Write out all of the data without omission, exactly as shown.

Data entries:
╔══

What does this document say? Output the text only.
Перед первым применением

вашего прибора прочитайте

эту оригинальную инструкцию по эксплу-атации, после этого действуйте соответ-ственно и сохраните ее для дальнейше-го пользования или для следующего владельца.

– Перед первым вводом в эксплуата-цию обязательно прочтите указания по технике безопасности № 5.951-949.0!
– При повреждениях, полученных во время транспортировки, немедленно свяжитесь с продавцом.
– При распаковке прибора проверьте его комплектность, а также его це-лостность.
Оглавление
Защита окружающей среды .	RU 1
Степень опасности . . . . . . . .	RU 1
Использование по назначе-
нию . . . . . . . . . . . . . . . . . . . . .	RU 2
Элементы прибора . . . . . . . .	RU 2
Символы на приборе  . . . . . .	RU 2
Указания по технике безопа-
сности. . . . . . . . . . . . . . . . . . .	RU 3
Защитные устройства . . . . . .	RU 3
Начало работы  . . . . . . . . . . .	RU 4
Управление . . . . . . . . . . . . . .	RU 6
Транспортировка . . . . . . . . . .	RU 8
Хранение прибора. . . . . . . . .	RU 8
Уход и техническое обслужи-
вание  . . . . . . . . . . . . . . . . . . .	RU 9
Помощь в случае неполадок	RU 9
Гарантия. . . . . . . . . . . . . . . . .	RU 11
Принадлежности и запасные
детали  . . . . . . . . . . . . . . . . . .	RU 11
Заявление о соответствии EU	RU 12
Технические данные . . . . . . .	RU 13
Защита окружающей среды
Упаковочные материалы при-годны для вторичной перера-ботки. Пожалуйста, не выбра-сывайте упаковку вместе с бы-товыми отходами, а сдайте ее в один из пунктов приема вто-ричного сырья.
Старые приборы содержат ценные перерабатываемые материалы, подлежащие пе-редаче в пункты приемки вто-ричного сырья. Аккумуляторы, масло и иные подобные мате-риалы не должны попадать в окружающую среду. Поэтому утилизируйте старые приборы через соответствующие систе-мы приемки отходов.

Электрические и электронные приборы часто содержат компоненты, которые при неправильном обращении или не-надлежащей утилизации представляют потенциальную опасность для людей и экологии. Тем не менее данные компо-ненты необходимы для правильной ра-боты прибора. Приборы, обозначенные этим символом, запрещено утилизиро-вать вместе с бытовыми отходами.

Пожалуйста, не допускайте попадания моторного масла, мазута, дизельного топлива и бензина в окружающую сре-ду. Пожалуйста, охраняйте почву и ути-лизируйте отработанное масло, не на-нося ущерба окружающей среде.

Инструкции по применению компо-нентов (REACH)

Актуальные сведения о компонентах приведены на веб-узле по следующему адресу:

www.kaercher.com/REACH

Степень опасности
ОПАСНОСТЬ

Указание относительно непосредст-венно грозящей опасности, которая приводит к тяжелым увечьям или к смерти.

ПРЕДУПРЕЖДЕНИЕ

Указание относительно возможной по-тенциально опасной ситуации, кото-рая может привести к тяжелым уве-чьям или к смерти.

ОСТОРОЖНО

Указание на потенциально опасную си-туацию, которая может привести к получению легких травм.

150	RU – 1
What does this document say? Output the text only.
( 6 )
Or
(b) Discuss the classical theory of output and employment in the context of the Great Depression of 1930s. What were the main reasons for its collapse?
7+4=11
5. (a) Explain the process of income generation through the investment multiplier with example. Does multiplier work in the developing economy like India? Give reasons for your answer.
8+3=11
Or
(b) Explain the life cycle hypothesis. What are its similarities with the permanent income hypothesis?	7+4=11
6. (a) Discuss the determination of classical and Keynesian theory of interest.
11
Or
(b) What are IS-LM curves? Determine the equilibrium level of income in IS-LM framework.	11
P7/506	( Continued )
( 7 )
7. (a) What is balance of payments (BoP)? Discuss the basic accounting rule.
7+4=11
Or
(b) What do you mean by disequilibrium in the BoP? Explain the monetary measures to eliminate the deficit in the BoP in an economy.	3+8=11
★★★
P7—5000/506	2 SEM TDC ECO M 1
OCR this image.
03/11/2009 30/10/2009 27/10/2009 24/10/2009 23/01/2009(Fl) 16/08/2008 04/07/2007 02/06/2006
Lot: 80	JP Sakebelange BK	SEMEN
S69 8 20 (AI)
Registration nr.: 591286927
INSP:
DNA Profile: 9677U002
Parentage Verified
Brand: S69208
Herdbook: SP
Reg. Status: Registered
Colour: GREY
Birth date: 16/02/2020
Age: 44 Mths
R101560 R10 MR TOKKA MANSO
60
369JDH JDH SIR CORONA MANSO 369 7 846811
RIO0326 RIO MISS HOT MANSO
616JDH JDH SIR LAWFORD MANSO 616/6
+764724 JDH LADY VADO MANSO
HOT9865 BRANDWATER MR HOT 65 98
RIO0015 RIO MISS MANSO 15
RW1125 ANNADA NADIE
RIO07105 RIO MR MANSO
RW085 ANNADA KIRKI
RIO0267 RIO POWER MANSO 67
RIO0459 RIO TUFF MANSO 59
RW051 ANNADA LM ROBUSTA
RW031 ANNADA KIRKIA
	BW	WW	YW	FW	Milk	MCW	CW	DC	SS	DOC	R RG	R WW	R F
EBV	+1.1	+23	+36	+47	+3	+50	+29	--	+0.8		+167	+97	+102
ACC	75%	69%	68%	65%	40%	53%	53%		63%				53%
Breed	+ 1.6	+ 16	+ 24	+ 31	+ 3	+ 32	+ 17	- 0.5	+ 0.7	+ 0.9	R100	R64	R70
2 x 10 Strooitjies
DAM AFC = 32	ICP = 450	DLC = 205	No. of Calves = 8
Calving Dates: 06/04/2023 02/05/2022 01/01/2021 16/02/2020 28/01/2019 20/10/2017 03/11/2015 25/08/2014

╚══

### Exercise response
What does this document say? Output the text only.
Перед первым применением

вашего прибора прочитайте

эту оригинальную инструкцию по эксплу-атации, после этого действуйте соответ-ственно и сохраните ее для дальнейше-го пользования или для следующего владельца.

– Перед первым вводом в эксплуата-цию обязательно прочтите указания по технике безопасности № 5.951-949.0!
– При повреждениях, полученных во время транспортировки, немедленно свяжитесь с продавцом.
– При распаковке прибора проверьте его комплектность, а также его це-лостность.
Оглавление
Защита окружающей среды .	RU 1
Степень опасности . . . . . . . .	RU 1
Использование по назначе-
нию . . . . . . . . . . . . . . . . . . . . .	RU 2
Элементы прибора . . . . . . . .	RU 2
Символы на приборе  . . . . . .	RU 2
Указания по технике безопа-
сности. . . . . . . . . . . . . . . . . . .	RU 3
Защитные устройства . . . . . .	RU 3
Начало работы  . . . . . . . . . . .	RU 4
Управление . . . . . . . . . . . . . .	RU 6
Транспортировка . . . . . . . . . .	RU 8
Хранение прибора. . . . . . . . .	RU 8
Уход и техническое обслужи-
вание  . . . . . . . . . . . . . . . . . . .	RU 9
Помощь в случае неполадок	RU 9
Гарантия. . . . . . . . . . . . . . . . .	RU 11
Принадлежности и запасные
детали  . . . . . . . . . . . . . . . . . .	RU 11
Заявление о соответствии EU	RU 12
Технические данные . . . . . . .	RU 13
Защита окружающей среды
Упаковочные материалы при-годны для вторичной перера-ботки. Пожалуйста, не выбра-сывайте упаковку вместе с бы-товыми отходами, а сдайте ее в один из пунктов приема вто-ричного сырья.
Старые приборы содержат ценные перерабатываемые материалы, подлежащие пе-редаче в пункты приемки вто-ричного сырья. Аккумуляторы, масло и иные подобные мате-риалы не должны попадать в окружающую среду. Поэтому утилизируйте старые приборы через соответствующие систе-мы приемки отходов.

Электрические и электронные приборы часто содержат компоненты, которые при неправильном обращении или не-надлежащей утилизации представляют потенциальную опасность для людей и экологии. Тем не менее данные компо-ненты необходимы для правильной ра-боты прибора. Приборы, обозначенные этим символом, запрещено утилизиро-вать вместе с бытовыми отходами.

Пожалуйста, не допускайте попадания моторного масла, мазута, дизельного топлива и бензина в окружающую сре-ду. Пожалуйста, охраняйте почву и ути-лизируйте отработанное масло, не на-нося ущерба окружающей среде.

Инструкции по применению компо-нентов (REACH)

Актуальные сведения о компонентах приведены на веб-узле по следующему адресу:

www.kaercher.com/REACH

Степень опасности
ОПАСНОСТЬ

Указание относительно непосредст-венно грозящей опасности, которая приводит к тяжелым увечьям или к смерти.

ПРЕДУПРЕЖДЕНИЕ

Указание относительно возможной по-тенциально опасной ситуации, кото-рая может привести к тяжелым уве-чьям или к смерти.

ОСТОРОЖНО

Указание на потенциально опасную си-туацию, которая может привести к получению легких травм.

150	RU – 1
What does this document say? Output the text only.
( 6 )
Or
(b) Discuss the classical theory of output and employment in the context of the Great Depression of 1930s. What were the main reasons for its collapse?
7+4=11
5. (a) Explain the process of income generation through the investment multiplier with example. Does multiplier work in the developing economy like India? Give reasons for your answer.
8+3=11
Or
(b) Explain the life cycle hypothesis. What are its similarities with the permanent income hypothesis?	7+4=11
6. (a) Discuss the determination of classical and Keynesian theory of interest.
11
Or
(b) What are IS-LM curves? Determine the equilibrium level of income in IS-LM framework.	11
P7/506	( Continued )
( 7 )
7. (a) What is balance of payments (BoP)? Discuss the basic accounting rule.
7+4=11
Or
(b) What do you mean by disequilibrium in the BoP? Explain the monetary measures to eliminate the deficit in the BoP in an economy.	3+8=11
★★★
P7—5000/506	2 SEM TDC ECO M 1
OCR this image.
03/11/2009 30/10/2009 27/10/2009 24/10/2009 23/01/2009(Fl) 16/08/2008 04/07/2007 02/06/2006
Lot: 80	JP Sakebelange BK	SEMEN
S69 8 20 (AI)
Registration nr.: 591286927
INSP:
DNA Profile: 9677U002
Parentage Verified
Brand: S69208
Herdbook: SP
Reg. Status: Registered
Colour: GREY
Birth date: 16/02/2020
Age: 44 Mths
R101560 R10 MR TOKKA MANSO
60
369JDH JDH SIR CORONA MANSO 369 7 846811
RIO0326 RIO MISS HOT MANSO
616JDH JDH SIR LAWFORD MANSO 616/6
+764724 JDH LADY VADO MANSO
HOT9865 BRANDWATER MR HOT 65 98
RIO0015 RIO MISS MANSO 15
RW1125 ANNADA NADIE
RIO07105 RIO MR MANSO
RW085 ANNADA KIRKI
RIO0267 RIO POWER MANSO 67
RIO0459 RIO TUFF MANSO 59
RW051 ANNADA LM ROBUSTA
RW031 ANNADA KIRKIA
	BW	WW	YW	FW	Milk	MCW	CW	DC	SS	DOC	R RG	R WW	R F
EBV	+1.1	+23	+36	+47	+3	+50	+29	--	+0.8		+167	+97	+102
ACC	75%	69%	68%	65%	40%	53%	53%		63%				53%
Breed	+ 1.6	+ 16	+ 24	+ 31	+ 3	+ 32	+ 17	- 0.5	+ 0.7	+ 0.9	R100	R64	R70
2 x 10 Strooitjies
DAM AFC = 32	ICP = 450	DLC = 205	No. of Calves = 8
Calving Dates: 06/04/2023 02/05/2022 01/01/2021 16/02/2020 28/01/2019 20/10/2017 03/11/2015 25/08/2014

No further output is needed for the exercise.